Description of the task:
Below are the records; pull every line that includes "caption".

Provided information:

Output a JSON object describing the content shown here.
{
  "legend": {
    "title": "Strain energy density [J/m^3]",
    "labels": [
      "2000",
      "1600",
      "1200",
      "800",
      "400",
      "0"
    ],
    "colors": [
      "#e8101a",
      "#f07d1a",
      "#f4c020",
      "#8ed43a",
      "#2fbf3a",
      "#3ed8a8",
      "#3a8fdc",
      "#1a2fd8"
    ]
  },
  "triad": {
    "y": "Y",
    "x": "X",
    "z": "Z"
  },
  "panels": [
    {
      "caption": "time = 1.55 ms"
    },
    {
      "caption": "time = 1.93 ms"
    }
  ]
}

Response below:
      "caption": "time = 1.55 ms"
      "caption": "time = 1.93 ms"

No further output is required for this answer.